## What is being asked:
Take each line that has the word "wharves" and return it.

## Dataset records:
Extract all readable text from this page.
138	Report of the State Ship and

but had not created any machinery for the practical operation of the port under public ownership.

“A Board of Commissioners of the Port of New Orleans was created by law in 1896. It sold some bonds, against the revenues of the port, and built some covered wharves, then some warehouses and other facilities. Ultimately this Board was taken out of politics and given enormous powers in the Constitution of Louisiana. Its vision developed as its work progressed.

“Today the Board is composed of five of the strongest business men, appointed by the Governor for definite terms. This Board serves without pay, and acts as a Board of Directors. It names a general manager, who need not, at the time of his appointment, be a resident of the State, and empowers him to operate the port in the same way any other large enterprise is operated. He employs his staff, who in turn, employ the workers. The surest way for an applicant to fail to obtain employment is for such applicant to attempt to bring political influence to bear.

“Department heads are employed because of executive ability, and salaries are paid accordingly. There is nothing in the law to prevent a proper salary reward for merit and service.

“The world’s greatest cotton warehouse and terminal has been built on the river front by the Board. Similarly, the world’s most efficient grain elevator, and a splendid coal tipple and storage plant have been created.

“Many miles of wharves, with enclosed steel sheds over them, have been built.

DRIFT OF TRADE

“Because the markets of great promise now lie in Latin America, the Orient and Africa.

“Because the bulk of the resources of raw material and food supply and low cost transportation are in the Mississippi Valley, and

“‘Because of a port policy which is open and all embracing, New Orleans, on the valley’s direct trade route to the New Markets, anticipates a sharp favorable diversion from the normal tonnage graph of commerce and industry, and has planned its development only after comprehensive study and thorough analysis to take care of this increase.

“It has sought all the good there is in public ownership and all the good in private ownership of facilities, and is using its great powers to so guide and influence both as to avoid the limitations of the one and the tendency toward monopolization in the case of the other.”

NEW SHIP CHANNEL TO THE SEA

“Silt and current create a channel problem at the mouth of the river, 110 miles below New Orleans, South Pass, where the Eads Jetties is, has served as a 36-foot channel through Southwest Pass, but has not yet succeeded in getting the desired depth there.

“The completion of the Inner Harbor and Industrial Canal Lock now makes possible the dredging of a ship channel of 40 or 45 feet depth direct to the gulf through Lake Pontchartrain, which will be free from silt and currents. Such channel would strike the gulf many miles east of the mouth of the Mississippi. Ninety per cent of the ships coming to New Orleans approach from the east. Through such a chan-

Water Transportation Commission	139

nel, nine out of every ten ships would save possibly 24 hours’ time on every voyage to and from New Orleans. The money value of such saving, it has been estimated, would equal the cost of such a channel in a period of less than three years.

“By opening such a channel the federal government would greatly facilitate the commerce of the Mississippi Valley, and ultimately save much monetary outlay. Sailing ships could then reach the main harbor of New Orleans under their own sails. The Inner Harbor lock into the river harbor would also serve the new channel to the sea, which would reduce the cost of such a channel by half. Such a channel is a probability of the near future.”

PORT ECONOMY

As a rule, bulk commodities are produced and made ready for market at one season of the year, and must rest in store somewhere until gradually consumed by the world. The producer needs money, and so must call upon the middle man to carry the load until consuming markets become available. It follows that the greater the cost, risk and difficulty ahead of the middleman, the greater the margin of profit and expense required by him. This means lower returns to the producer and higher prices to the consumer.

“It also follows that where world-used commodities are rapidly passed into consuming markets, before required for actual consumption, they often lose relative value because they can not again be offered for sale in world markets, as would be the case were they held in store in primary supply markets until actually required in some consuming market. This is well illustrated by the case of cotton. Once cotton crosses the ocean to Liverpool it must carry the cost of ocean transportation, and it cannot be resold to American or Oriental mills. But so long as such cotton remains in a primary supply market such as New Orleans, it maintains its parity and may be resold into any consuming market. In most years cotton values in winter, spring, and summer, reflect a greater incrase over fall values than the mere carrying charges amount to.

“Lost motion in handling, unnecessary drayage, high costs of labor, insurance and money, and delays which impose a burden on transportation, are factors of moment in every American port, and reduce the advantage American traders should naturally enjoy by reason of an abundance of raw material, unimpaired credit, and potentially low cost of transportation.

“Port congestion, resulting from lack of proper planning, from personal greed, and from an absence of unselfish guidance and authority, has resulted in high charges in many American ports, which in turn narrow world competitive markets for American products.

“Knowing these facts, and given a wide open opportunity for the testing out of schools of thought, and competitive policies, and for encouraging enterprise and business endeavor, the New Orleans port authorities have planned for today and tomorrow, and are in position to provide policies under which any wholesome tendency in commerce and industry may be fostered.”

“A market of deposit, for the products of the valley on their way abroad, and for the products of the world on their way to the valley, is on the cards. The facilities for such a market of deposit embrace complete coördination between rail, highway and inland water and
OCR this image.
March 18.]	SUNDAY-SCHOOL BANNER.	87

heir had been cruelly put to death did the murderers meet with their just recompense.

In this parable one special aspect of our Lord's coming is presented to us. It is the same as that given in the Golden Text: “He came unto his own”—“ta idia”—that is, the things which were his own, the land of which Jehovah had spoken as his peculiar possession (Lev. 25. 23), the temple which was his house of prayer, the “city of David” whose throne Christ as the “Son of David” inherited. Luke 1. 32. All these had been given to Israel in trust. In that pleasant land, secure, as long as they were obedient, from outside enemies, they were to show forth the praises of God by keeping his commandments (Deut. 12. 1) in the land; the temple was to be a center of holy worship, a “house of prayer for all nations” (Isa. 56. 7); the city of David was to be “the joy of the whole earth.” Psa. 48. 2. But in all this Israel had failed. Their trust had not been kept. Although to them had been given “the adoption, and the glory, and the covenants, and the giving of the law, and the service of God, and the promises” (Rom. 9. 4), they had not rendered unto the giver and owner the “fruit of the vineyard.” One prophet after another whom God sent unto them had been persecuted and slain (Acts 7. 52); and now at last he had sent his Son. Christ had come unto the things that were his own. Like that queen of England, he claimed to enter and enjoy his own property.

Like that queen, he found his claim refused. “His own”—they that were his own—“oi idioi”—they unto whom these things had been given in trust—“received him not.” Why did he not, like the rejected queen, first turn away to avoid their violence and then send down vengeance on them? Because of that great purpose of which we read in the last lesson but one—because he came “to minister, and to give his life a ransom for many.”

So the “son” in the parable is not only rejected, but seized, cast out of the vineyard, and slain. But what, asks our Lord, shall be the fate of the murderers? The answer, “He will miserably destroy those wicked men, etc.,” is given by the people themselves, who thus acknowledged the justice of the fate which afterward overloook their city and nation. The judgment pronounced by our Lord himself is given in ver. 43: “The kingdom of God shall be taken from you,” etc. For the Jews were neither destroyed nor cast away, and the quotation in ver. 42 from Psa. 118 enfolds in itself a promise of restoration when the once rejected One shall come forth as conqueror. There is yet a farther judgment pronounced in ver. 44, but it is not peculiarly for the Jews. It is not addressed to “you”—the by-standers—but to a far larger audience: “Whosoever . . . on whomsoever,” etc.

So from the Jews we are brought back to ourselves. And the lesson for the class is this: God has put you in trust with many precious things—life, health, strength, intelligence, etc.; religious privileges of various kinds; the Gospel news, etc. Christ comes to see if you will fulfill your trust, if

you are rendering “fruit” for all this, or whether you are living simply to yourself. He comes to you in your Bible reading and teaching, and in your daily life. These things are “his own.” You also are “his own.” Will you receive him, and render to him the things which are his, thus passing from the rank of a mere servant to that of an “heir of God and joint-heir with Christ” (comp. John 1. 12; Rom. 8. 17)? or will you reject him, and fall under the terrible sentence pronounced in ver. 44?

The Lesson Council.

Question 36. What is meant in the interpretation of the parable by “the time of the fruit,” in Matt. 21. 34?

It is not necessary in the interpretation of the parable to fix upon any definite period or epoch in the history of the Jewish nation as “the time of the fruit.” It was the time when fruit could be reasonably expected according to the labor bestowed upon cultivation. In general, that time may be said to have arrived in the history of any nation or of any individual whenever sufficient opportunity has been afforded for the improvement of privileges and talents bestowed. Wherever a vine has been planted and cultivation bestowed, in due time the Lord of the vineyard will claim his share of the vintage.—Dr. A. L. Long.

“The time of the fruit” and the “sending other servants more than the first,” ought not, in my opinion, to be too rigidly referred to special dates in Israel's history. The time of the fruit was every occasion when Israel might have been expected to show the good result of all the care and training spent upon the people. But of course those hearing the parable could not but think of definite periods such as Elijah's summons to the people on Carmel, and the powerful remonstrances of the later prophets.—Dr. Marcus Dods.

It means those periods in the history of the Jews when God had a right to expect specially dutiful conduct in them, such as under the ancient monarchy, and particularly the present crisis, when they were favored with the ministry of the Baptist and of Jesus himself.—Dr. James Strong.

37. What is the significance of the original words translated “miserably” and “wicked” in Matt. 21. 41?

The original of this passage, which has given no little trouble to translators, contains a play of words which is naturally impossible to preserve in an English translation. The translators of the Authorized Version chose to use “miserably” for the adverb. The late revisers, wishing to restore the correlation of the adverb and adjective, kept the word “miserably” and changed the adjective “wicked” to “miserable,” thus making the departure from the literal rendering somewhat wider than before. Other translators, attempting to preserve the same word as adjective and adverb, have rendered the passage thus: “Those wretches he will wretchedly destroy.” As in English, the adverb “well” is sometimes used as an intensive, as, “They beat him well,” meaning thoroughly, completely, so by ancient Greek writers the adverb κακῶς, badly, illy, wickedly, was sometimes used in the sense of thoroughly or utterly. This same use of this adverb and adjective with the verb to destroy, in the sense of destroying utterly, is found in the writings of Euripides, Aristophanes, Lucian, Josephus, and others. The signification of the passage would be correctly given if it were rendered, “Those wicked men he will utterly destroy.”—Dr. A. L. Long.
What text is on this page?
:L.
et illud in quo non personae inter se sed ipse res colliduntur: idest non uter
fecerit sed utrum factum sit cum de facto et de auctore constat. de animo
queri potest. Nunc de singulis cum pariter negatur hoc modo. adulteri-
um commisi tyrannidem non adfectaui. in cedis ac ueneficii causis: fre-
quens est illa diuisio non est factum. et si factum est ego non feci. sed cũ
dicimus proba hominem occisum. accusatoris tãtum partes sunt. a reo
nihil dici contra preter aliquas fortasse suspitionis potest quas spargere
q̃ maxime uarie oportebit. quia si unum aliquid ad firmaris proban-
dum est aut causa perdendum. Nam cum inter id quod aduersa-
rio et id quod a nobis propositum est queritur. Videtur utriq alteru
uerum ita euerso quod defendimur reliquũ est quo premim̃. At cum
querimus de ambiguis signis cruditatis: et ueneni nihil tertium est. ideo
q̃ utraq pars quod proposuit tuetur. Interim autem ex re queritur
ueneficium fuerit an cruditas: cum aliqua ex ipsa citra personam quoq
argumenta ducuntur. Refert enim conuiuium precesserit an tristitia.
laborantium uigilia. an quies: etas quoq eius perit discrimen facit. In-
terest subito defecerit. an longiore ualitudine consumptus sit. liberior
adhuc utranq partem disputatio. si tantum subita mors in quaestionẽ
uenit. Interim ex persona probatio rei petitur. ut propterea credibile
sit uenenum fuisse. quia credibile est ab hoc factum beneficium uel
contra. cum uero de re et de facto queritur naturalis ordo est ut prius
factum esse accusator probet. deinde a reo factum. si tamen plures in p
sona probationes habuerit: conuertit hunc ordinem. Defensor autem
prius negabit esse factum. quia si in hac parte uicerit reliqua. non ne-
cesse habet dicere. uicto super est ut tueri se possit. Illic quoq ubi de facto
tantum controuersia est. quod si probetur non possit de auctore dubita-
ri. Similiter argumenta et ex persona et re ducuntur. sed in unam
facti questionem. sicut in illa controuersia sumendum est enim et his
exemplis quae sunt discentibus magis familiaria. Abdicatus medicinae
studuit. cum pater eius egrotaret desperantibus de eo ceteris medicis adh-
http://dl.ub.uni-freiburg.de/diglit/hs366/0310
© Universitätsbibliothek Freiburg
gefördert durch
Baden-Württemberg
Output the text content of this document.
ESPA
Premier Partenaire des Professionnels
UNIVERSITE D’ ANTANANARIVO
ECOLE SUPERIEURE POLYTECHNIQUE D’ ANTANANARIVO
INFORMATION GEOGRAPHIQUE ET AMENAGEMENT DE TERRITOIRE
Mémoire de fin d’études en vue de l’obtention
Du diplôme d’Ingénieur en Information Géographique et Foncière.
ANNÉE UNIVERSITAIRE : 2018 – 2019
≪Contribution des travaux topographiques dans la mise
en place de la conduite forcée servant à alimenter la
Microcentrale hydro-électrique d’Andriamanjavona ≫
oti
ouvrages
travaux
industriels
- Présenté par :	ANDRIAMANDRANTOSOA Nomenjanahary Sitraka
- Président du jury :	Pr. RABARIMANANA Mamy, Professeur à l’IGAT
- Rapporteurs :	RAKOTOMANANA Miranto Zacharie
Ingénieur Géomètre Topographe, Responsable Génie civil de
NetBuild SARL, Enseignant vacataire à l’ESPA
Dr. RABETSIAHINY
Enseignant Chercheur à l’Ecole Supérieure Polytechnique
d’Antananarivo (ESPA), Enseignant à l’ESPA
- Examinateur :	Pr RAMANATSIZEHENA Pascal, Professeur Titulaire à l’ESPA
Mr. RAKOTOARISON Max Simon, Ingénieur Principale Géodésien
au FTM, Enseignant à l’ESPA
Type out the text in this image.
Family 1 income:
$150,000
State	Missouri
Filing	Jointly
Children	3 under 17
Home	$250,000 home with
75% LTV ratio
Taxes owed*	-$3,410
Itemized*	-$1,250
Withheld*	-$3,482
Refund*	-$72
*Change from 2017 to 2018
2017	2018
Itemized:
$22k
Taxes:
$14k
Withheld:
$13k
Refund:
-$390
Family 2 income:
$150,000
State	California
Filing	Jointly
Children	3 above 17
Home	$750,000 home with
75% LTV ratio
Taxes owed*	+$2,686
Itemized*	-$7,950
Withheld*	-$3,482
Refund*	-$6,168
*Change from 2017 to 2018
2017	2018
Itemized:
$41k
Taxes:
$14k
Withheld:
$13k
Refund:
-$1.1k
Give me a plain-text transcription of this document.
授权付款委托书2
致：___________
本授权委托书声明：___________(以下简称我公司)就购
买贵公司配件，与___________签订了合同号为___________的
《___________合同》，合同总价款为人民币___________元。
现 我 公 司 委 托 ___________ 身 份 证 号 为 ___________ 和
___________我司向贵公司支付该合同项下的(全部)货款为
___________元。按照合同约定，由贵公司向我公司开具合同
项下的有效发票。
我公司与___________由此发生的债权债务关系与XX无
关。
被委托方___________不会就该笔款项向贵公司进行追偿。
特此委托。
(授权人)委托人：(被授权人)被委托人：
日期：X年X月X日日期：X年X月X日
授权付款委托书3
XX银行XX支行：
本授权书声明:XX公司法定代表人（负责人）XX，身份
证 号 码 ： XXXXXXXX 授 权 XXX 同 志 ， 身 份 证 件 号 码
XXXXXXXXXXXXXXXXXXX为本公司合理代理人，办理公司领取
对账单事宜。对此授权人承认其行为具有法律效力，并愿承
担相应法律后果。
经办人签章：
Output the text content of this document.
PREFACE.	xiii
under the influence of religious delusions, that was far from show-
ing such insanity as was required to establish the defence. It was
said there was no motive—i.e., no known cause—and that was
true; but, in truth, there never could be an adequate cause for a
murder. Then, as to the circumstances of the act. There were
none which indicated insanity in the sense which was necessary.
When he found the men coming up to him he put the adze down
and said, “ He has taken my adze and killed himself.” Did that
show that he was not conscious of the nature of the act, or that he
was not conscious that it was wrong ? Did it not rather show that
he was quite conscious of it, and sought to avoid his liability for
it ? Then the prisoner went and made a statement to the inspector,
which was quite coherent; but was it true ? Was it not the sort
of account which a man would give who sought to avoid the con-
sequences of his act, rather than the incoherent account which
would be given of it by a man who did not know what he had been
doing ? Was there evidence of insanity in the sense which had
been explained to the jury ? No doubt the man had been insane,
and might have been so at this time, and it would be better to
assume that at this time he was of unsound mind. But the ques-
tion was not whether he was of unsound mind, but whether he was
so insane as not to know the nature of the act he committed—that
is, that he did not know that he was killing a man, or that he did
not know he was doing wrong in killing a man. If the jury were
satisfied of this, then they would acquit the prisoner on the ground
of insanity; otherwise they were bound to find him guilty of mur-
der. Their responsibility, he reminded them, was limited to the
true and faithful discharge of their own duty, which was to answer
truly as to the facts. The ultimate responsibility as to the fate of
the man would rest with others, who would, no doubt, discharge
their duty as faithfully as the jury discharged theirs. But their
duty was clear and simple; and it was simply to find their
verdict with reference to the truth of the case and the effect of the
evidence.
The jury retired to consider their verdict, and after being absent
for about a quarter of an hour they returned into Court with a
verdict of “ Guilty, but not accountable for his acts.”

## Full answer:
“A Board of Commissioners of the Port of New Orleans was created by law in 1896. It sold some bonds, against the revenues of the port, and built some covered wharves, then some warehouses and other facilities. Ultimately this Board was taken out of politics and given enormous powers in the Constitution of Louisiana. Its vision developed as its work progressed.
“Many miles of wharves, with enclosed steel sheds over them, have been built.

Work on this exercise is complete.